- _Article_:
** Begin **

The advance will be described in a technical paper to be presented Monday at the International Electron Devices Meeting in San Francisco by researchers from IBM and two computer memory manufactures, Qimonda and Macronix. The scientists have designed a new semiconductor alloy derived from materials currently used in optical storage devices like CDs and DVDs.
This team is not the only entrant in the race to find alternatives to flash memory, the prevailing form of nonvolatile storage--so called because it can retain information without power. Intel and STMicroelectronics have formed a partnership to pursue the technology, and, separately, Samsung has made announcements in the field.
Intel has shown 128-megabit prototype chips and said it planned to introduce products in 2007. Samsung has described a 512-megabit prototype that it expects to market in 2008.
IBM scientists say their announcement is significant because the company's new material has performance advantages over alloys now in use in prototypes made by others in the industry
If the technology proves cheap enough to manufacture, it will create a new competitor in the $18.6 billion market for the inexpensive erasable memory chips that have proliferated in mobile phones, music players and other consumer gadgets in recent years.

** End **

- _Record excerpts_:

** Begin **

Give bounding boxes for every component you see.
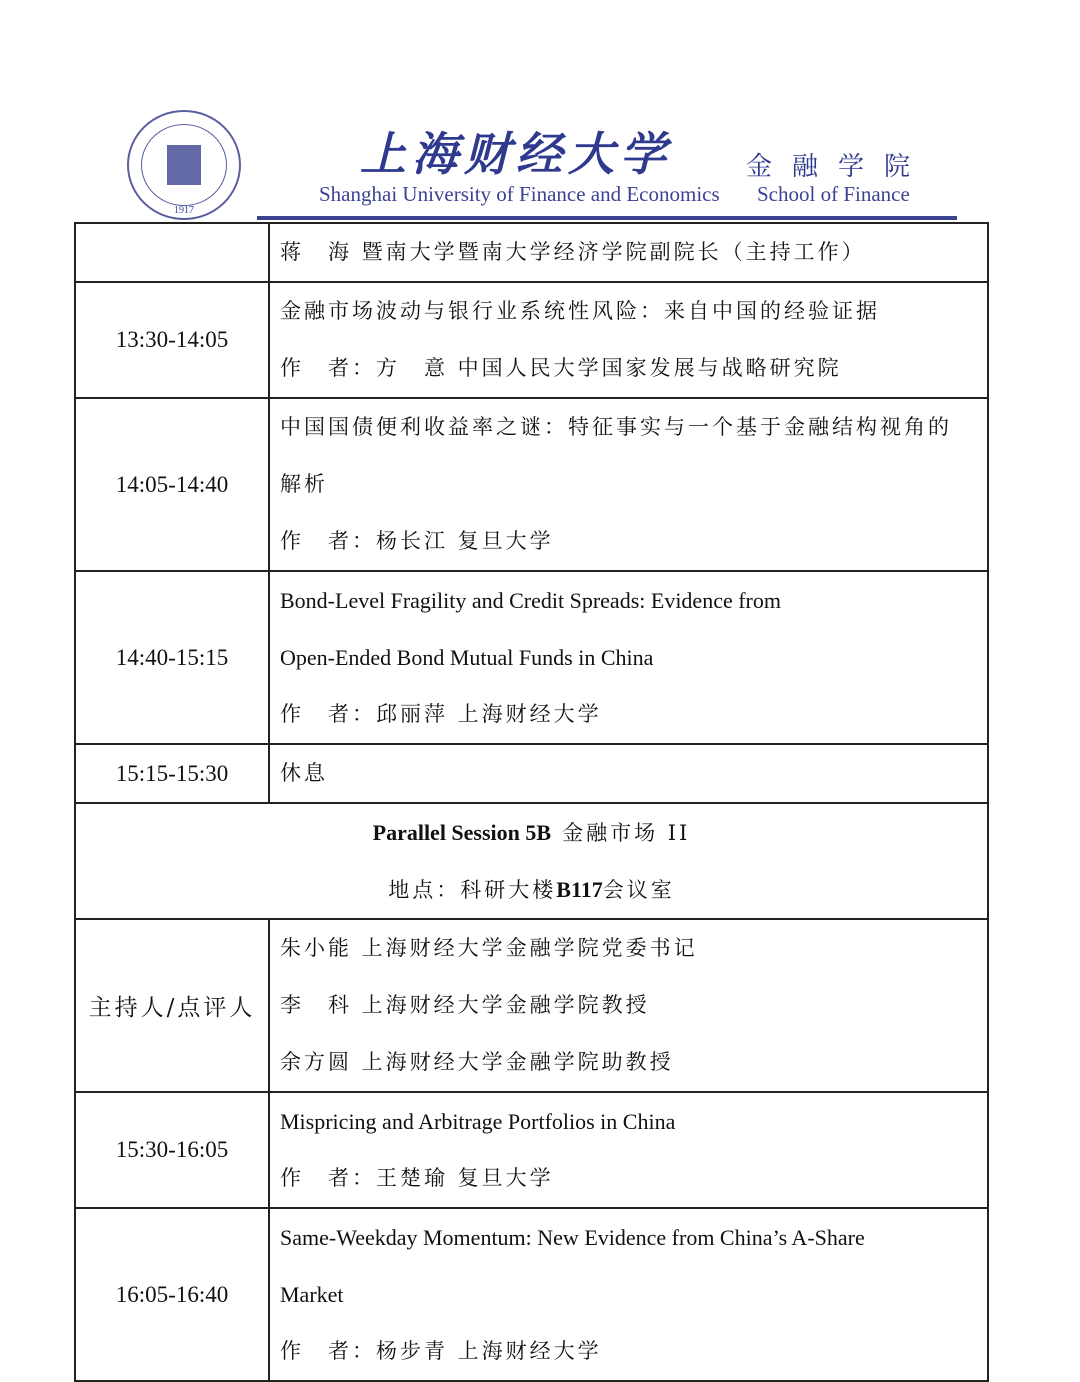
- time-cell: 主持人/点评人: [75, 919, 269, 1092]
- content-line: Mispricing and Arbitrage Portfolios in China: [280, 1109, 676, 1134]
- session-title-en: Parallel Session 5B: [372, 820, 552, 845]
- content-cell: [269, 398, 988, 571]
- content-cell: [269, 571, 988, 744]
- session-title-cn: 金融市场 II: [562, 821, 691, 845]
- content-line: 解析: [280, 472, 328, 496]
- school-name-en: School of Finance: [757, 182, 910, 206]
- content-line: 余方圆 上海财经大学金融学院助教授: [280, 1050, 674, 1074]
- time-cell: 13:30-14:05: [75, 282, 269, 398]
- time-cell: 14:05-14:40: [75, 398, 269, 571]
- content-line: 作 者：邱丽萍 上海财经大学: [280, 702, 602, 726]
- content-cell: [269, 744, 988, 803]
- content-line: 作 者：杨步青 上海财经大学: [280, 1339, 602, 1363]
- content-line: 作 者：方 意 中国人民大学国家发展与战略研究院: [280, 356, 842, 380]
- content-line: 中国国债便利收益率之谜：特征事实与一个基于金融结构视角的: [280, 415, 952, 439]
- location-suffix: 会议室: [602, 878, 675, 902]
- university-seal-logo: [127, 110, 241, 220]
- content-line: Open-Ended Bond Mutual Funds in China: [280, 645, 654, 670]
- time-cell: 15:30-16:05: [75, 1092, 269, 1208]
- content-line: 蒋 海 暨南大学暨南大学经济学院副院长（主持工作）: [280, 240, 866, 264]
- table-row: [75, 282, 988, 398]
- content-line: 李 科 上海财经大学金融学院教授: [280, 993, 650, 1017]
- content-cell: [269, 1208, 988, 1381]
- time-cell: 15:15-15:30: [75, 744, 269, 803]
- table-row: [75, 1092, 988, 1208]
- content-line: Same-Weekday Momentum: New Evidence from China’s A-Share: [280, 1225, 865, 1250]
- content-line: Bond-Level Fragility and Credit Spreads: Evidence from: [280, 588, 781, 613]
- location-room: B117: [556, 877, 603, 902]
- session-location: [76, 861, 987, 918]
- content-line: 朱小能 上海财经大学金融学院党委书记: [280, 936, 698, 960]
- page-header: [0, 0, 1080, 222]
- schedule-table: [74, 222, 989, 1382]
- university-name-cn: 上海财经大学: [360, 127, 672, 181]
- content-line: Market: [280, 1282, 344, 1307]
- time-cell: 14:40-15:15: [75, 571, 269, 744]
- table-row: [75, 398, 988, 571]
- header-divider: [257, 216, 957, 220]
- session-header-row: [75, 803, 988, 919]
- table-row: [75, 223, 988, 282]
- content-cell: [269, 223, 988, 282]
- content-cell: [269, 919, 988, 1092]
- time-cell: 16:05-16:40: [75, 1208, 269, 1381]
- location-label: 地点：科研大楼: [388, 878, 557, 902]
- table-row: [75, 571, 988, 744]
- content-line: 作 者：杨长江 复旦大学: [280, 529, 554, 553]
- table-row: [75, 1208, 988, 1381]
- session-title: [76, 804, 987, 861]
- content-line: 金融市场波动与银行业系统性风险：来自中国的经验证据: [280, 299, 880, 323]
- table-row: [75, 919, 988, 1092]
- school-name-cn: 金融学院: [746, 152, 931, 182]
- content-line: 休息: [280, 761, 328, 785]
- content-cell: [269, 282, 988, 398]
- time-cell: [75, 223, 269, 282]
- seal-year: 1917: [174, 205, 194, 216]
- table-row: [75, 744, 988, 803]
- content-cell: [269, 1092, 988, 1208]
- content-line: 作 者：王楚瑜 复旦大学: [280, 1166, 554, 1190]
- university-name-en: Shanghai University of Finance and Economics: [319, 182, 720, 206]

** End **

- _Written instruction_:
Quote, word for word, the passage of the article above on alternatives to flash memory that opens with the words containing "The advance will" and closes with "in the field.".

- _Exercise output_:
The advance will be described in a technical paper to be presented Monday at the International Electron Devices Meeting in San Francisco by researchers from IBM and two computer memory manufactures, Qimonda and Macronix. The scientists have designed a new semiconductor alloy derived from materials currently used in optical storage devices like CDs and DVDs.
This team is not the only entrant in the race to find alternatives to flash memory, the prevailing form of nonvolatile storage--so called because it can retain information without power. Intel and STMicroelectronics have formed a partnership to pursue the technology, and, separately, Samsung has made announcements in the field.